Work to be completed
For every entry that follows, return the words exactly and omit any picture.

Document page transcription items

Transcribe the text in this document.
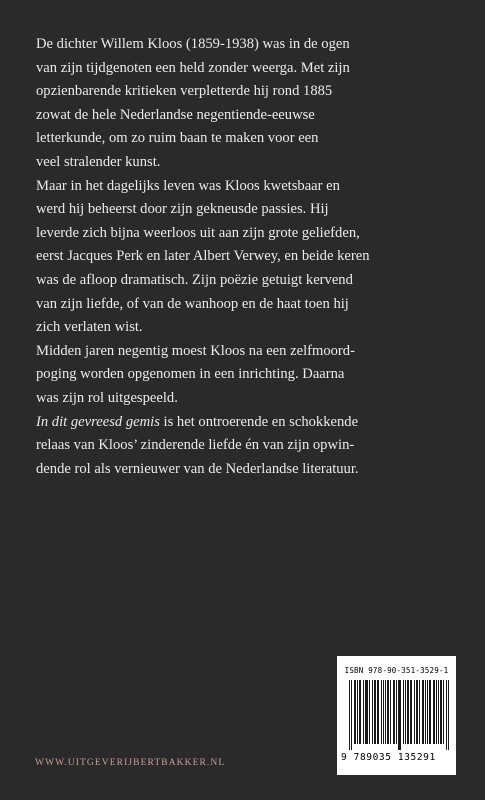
De dichter Willem Kloos (1859-1938) was in de ogen
van zijn tijdgenoten een held zonder weerga. Met zijn
opzienbarende kritieken verpletterde hij rond 1885
zowat de hele Nederlandse negentiende-eeuwse
letterkunde, om zo ruim baan te maken voor een
veel stralender kunst.

Maar in het dagelijks leven was Kloos kwetsbaar en
werd hij beheerst door zijn gekneusde passies. Hij
leverde zich bijna weerloos uit aan zijn grote geliefden,
eerst Jacques Perk en later Albert Verwey, en beide keren
was de afloop dramatisch. Zijn poëzie getuigt kervend
van zijn liefde, of van de wanhoop en de haat toen hij
zich verlaten wist.

Midden jaren negentig moest Kloos na een zelfmoord-
poging worden opgenomen in een inrichting. Daarna
was zijn rol uitgespeeld.

In dit gevreesd gemis is het ontroerende en schokkende
relaas van Kloos’ zinderende liefde én van zijn opwin-
dende rol als vernieuwer van de Nederlandse literatuur.

ISBN 978-90-351-3529-1
9 789035 135291
WWW.UITGEVERIJBERTBAKKER.NL
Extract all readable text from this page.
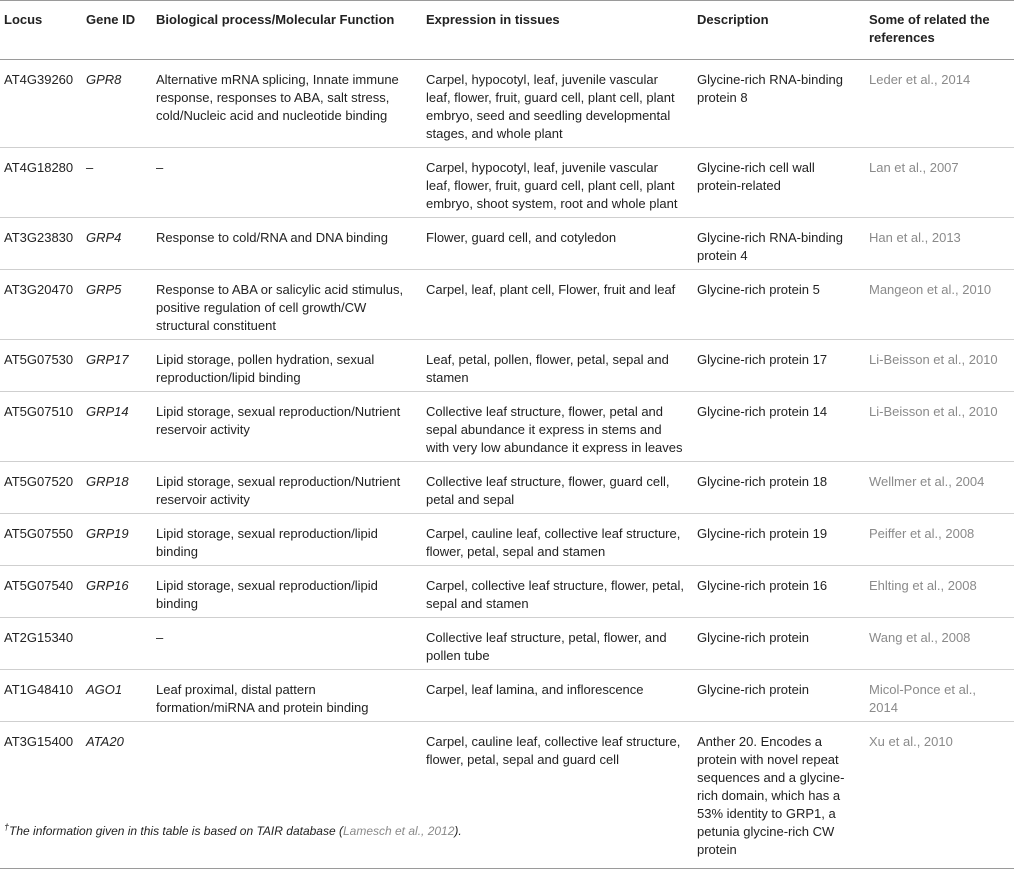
Locus	Gene ID	Biological process/Molecular Function	Expression in tissues	Description	Some of related the references
AT4G39260	GPR8	Alternative mRNA splicing, Innate immune response, responses to ABA, salt stress, cold/Nucleic acid and nucleotide binding	Carpel, hypocotyl, leaf, juvenile vascular leaf, flower, fruit, guard cell, plant cell, plant embryo, seed and seedling developmental stages, and whole plant	Glycine-rich RNA-binding protein 8	Leder et al., 2014
AT4G18280	–	–	Carpel, hypocotyl, leaf, juvenile vascular leaf, flower, fruit, guard cell, plant cell, plant embryo, shoot system, root and whole plant	Glycine-rich cell wall protein-related	Lan et al., 2007
AT3G23830	GRP4	Response to cold/RNA and DNA binding	Flower, guard cell, and cotyledon	Glycine-rich RNA-binding protein 4	Han et al., 2013
AT3G20470	GRP5	Response to ABA or salicylic acid stimulus, positive regulation of cell growth/CW structural constituent	Carpel, leaf, plant cell, Flower, fruit and leaf	Glycine-rich protein 5	Mangeon et al., 2010
AT5G07530	GRP17	Lipid storage, pollen hydration, sexual reproduction/lipid binding	Leaf, petal, pollen, flower, petal, sepal and stamen	Glycine-rich protein 17	Li-Beisson et al., 2010
AT5G07510	GRP14	Lipid storage, sexual reproduction/Nutrient reservoir activity	Collective leaf structure, flower, petal and sepal abundance it express in stems and with very low abundance it express in leaves	Glycine-rich protein 14	Li-Beisson et al., 2010
AT5G07520	GRP18	Lipid storage, sexual reproduction/Nutrient reservoir activity	Collective leaf structure, flower, guard cell, petal and sepal	Glycine-rich protein 18	Wellmer et al., 2004
AT5G07550	GRP19	Lipid storage, sexual reproduction/lipid binding	Carpel, cauline leaf, collective leaf structure, flower, petal, sepal and stamen	Glycine-rich protein 19	Peiffer et al., 2008
AT5G07540	GRP16	Lipid storage, sexual reproduction/lipid binding	Carpel, collective leaf structure, flower, petal, sepal and stamen	Glycine-rich protein 16	Ehlting et al., 2008
AT2G15340		–	Collective leaf structure, petal, flower, and pollen tube	Glycine-rich protein	Wang et al., 2008
AT1G48410	AGO1	Leaf proximal, distal pattern formation/miRNA and protein binding	Carpel, leaf lamina, and inflorescence	Glycine-rich protein	Micol-Ponce et al., 2014
AT3G15400	ATA20		Carpel, cauline leaf, collective leaf structure, flower, petal, sepal and guard cell	Anther 20. Encodes a protein with novel repeat sequences and a glycine-rich domain, which has a 53% identity to GRP1, a petunia glycine-rich CW protein	Xu et al., 2010
†The information given in this table is based on TAIR database (Lamesch et al., 2012).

Worked solution
Transcribe the text in this document.
De dichter Willem Kloos (1859-1938) was in de ogen
van zijn tijdgenoten een held zonder weerga. Met zijn
opzienbarende kritieken verpletterde hij rond 1885
zowat de hele Nederlandse negentiende-eeuwse
letterkunde, om zo ruim baan te maken voor een
veel stralender kunst.

Maar in het dagelijks leven was Kloos kwetsbaar en
werd hij beheerst door zijn gekneusde passies. Hij
leverde zich bijna weerloos uit aan zijn grote geliefden,
eerst Jacques Perk en later Albert Verwey, en beide keren
was de afloop dramatisch. Zijn poëzie getuigt kervend
van zijn liefde, of van de wanhoop en de haat toen hij
zich verlaten wist.

Midden jaren negentig moest Kloos na een zelfmoord-
poging worden opgenomen in een inrichting. Daarna
was zijn rol uitgespeeld.

In dit gevreesd gemis is het ontroerende en schokkende
relaas van Kloos’ zinderende liefde én van zijn opwin-
dende rol als vernieuwer van de Nederlandse literatuur.

ISBN 978-90-351-3529-1
9 789035 135291
WWW.UITGEVERIJBERTBAKKER.NL
Extract all readable text from this page.
Locus	Gene ID	Biological process/Molecular Function	Expression in tissues	Description	Some of related the references
AT4G39260	GPR8	Alternative mRNA splicing, Innate immune response, responses to ABA, salt stress, cold/Nucleic acid and nucleotide binding	Carpel, hypocotyl, leaf, juvenile vascular leaf, flower, fruit, guard cell, plant cell, plant embryo, seed and seedling developmental stages, and whole plant	Glycine-rich RNA-binding protein 8	Leder et al., 2014
AT4G18280	–	–	Carpel, hypocotyl, leaf, juvenile vascular leaf, flower, fruit, guard cell, plant cell, plant embryo, shoot system, root and whole plant	Glycine-rich cell wall protein-related	Lan et al., 2007
AT3G23830	GRP4	Response to cold/RNA and DNA binding	Flower, guard cell, and cotyledon	Glycine-rich RNA-binding protein 4	Han et al., 2013
AT3G20470	GRP5	Response to ABA or salicylic acid stimulus, positive regulation of cell growth/CW structural constituent	Carpel, leaf, plant cell, Flower, fruit and leaf	Glycine-rich protein 5	Mangeon et al., 2010
AT5G07530	GRP17	Lipid storage, pollen hydration, sexual reproduction/lipid binding	Leaf, petal, pollen, flower, petal, sepal and stamen	Glycine-rich protein 17	Li-Beisson et al., 2010
AT5G07510	GRP14	Lipid storage, sexual reproduction/Nutrient reservoir activity	Collective leaf structure, flower, petal and sepal abundance it express in stems and with very low abundance it express in leaves	Glycine-rich protein 14	Li-Beisson et al., 2010
AT5G07520	GRP18	Lipid storage, sexual reproduction/Nutrient reservoir activity	Collective leaf structure, flower, guard cell, petal and sepal	Glycine-rich protein 18	Wellmer et al., 2004
AT5G07550	GRP19	Lipid storage, sexual reproduction/lipid binding	Carpel, cauline leaf, collective leaf structure, flower, petal, sepal and stamen	Glycine-rich protein 19	Peiffer et al., 2008
AT5G07540	GRP16	Lipid storage, sexual reproduction/lipid binding	Carpel, collective leaf structure, flower, petal, sepal and stamen	Glycine-rich protein 16	Ehlting et al., 2008
AT2G15340		–	Collective leaf structure, petal, flower, and pollen tube	Glycine-rich protein	Wang et al., 2008
AT1G48410	AGO1	Leaf proximal, distal pattern formation/miRNA and protein binding	Carpel, leaf lamina, and inflorescence	Glycine-rich protein	Micol-Ponce et al., 2014
AT3G15400	ATA20		Carpel, cauline leaf, collective leaf structure, flower, petal, sepal and guard cell	Anther 20. Encodes a protein with novel repeat sequences and a glycine-rich domain, which has a 53% identity to GRP1, a petunia glycine-rich CW protein	Xu et al., 2010
†The information given in this table is based on TAIR database (Lamesch et al., 2012).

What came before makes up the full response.